Collected data entries:
┌──
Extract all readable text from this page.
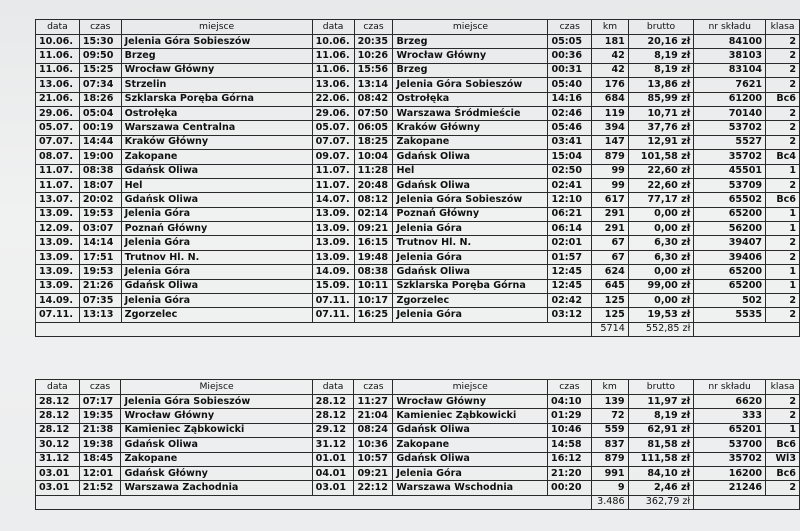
data	czas	miejsce	data	czas	miejsce	czas	km	brutto	nr składu	klasa
10.06.	15:30	Jelenia Góra Sobieszów	10.06.	20:35	Brzeg	05:05	181	20,16 zł	84100	2
11.06.	09:50	Brzeg	11.06.	10:26	Wrocław Główny	00:36	42	8,19 zł	38103	2
11.06.	15:25	Wrocław Główny	11.06.	15:56	Brzeg	00:31	42	8,19 zł	83104	2
13.06.	07:34	Strzelin	13.06.	13:14	Jelenia Góra Sobieszów	05:40	176	13,86 zł	7621	2
21.06.	18:26	Szklarska Poręba Górna	22.06.	08:42	Ostrołęka	14:16	684	85,99 zł	61200	Bc6
29.06.	05:04	Ostrołęka	29.06.	07:50	Warszawa Śródmieście	02:46	119	10,71 zł	70140	2
05.07.	00:19	Warszawa Centralna	05.07.	06:05	Kraków Główny	05:46	394	37,76 zł	53702	2
07.07.	14:44	Kraków Główny	07.07.	18:25	Zakopane	03:41	147	12,91 zł	5527	2
08.07.	19:00	Zakopane	09.07.	10:04	Gdańsk Oliwa	15:04	879	101,58 zł	35702	Bc4
11.07.	08:38	Gdańsk Oliwa	11.07.	11:28	Hel	02:50	99	22,60 zł	45501	1
11.07.	18:07	Hel	11.07.	20:48	Gdańsk Oliwa	02:41	99	22,60 zł	53709	2
13.07.	20:02	Gdańsk Oliwa	14.07.	08:12	Jelenia Góra Sobieszów	12:10	617	77,17 zł	65502	Bc6
13.09.	19:53	Jelenia Góra	13.09.	02:14	Poznań Główny	06:21	291	0,00 zł	65200	1
12.09.	03:07	Poznań Główny	13.09.	09:21	Jelenia Góra	06:14	291	0,00 zł	56200	1
13.09.	14:14	Jelenia Góra	13.09.	16:15	Trutnov Hl. N.	02:01	67	6,30 zł	39407	2
13.09.	17:51	Trutnov Hl. N.	13.09.	19:48	Jelenia Góra	01:57	67	6,30 zł	39406	2
13.09.	19:53	Jelenia Góra	14.09.	08:38	Gdańsk Oliwa	12:45	624	0,00 zł	65200	1
13.09.	21:26	Gdańsk Oliwa	15.09.	10:11	Szklarska Poręba Górna	12:45	645	99,00 zł	65200	1
14.09.	07:35	Jelenia Góra	07.11.	10:17	Zgorzelec	02:42	125	0,00 zł	502	2
07.11.	13:13	Zgorzelec	07.11.	16:25	Jelenia Góra	03:12	125	19,53 zł	5535	2
							5714	552,85 zł		
data	czas	Miejsce	data	czas	miejsce	czas	km	brutto	nr składu	klasa
28.12	07:17	Jelenia Góra Sobieszów	28.12	11:27	Wrocław Główny	04:10	139	11,97 zł	6620	2
28.12	19:35	Wrocław Główny	28.12	21:04	Kamieniec Ząbkowicki	01:29	72	8,19 zł	333	2
28.12	21:38	Kamieniec Ząbkowicki	29.12	08:24	Gdańsk Oliwa	10:46	559	62,91 zł	65201	1
30.12	19:38	Gdańsk Oliwa	31.12	10:36	Zakopane	14:58	837	81,58 zł	53700	Bc6
31.12	18:45	Zakopane	01.01	10:57	Gdańsk Oliwa	16:12	879	111,58 zł	35702	Wl3
03.01	12:01	Gdańsk Główny	04.01	09:21	Jelenia Góra	21:20	991	84,10 zł	16200	Bc6
03.01	21:52	Warszawa Zachodnia	03.01	22:12	Warszawa Wschodnia	00:20	9	2,46 zł	21246	2
							3.486	362,79 zł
└──
*REQUIRED TASK*: Please repeat the entries exactly. Do not include the pictures.

*OUTPUT OF THE EXERCISE*:
Extract all readable text from this page.
data	czas	miejsce	data	czas	miejsce	czas	km	brutto	nr składu	klasa
10.06.	15:30	Jelenia Góra Sobieszów	10.06.	20:35	Brzeg	05:05	181	20,16 zł	84100	2
11.06.	09:50	Brzeg	11.06.	10:26	Wrocław Główny	00:36	42	8,19 zł	38103	2
11.06.	15:25	Wrocław Główny	11.06.	15:56	Brzeg	00:31	42	8,19 zł	83104	2
13.06.	07:34	Strzelin	13.06.	13:14	Jelenia Góra Sobieszów	05:40	176	13,86 zł	7621	2
21.06.	18:26	Szklarska Poręba Górna	22.06.	08:42	Ostrołęka	14:16	684	85,99 zł	61200	Bc6
29.06.	05:04	Ostrołęka	29.06.	07:50	Warszawa Śródmieście	02:46	119	10,71 zł	70140	2
05.07.	00:19	Warszawa Centralna	05.07.	06:05	Kraków Główny	05:46	394	37,76 zł	53702	2
07.07.	14:44	Kraków Główny	07.07.	18:25	Zakopane	03:41	147	12,91 zł	5527	2
08.07.	19:00	Zakopane	09.07.	10:04	Gdańsk Oliwa	15:04	879	101,58 zł	35702	Bc4
11.07.	08:38	Gdańsk Oliwa	11.07.	11:28	Hel	02:50	99	22,60 zł	45501	1
11.07.	18:07	Hel	11.07.	20:48	Gdańsk Oliwa	02:41	99	22,60 zł	53709	2
13.07.	20:02	Gdańsk Oliwa	14.07.	08:12	Jelenia Góra Sobieszów	12:10	617	77,17 zł	65502	Bc6
13.09.	19:53	Jelenia Góra	13.09.	02:14	Poznań Główny	06:21	291	0,00 zł	65200	1
12.09.	03:07	Poznań Główny	13.09.	09:21	Jelenia Góra	06:14	291	0,00 zł	56200	1
13.09.	14:14	Jelenia Góra	13.09.	16:15	Trutnov Hl. N.	02:01	67	6,30 zł	39407	2
13.09.	17:51	Trutnov Hl. N.	13.09.	19:48	Jelenia Góra	01:57	67	6,30 zł	39406	2
13.09.	19:53	Jelenia Góra	14.09.	08:38	Gdańsk Oliwa	12:45	624	0,00 zł	65200	1
13.09.	21:26	Gdańsk Oliwa	15.09.	10:11	Szklarska Poręba Górna	12:45	645	99,00 zł	65200	1
14.09.	07:35	Jelenia Góra	07.11.	10:17	Zgorzelec	02:42	125	0,00 zł	502	2
07.11.	13:13	Zgorzelec	07.11.	16:25	Jelenia Góra	03:12	125	19,53 zł	5535	2
							5714	552,85 zł		
data	czas	Miejsce	data	czas	miejsce	czas	km	brutto	nr składu	klasa
28.12	07:17	Jelenia Góra Sobieszów	28.12	11:27	Wrocław Główny	04:10	139	11,97 zł	6620	2
28.12	19:35	Wrocław Główny	28.12	21:04	Kamieniec Ząbkowicki	01:29	72	8,19 zł	333	2
28.12	21:38	Kamieniec Ząbkowicki	29.12	08:24	Gdańsk Oliwa	10:46	559	62,91 zł	65201	1
30.12	19:38	Gdańsk Oliwa	31.12	10:36	Zakopane	14:58	837	81,58 zł	53700	Bc6
31.12	18:45	Zakopane	01.01	10:57	Gdańsk Oliwa	16:12	879	111,58 zł	35702	Wl3
03.01	12:01	Gdańsk Główny	04.01	09:21	Jelenia Góra	21:20	991	84,10 zł	16200	Bc6
03.01	21:52	Warszawa Zachodnia	03.01	22:12	Warszawa Wschodnia	00:20	9	2,46 zł	21246	2
							3.486	362,79 zł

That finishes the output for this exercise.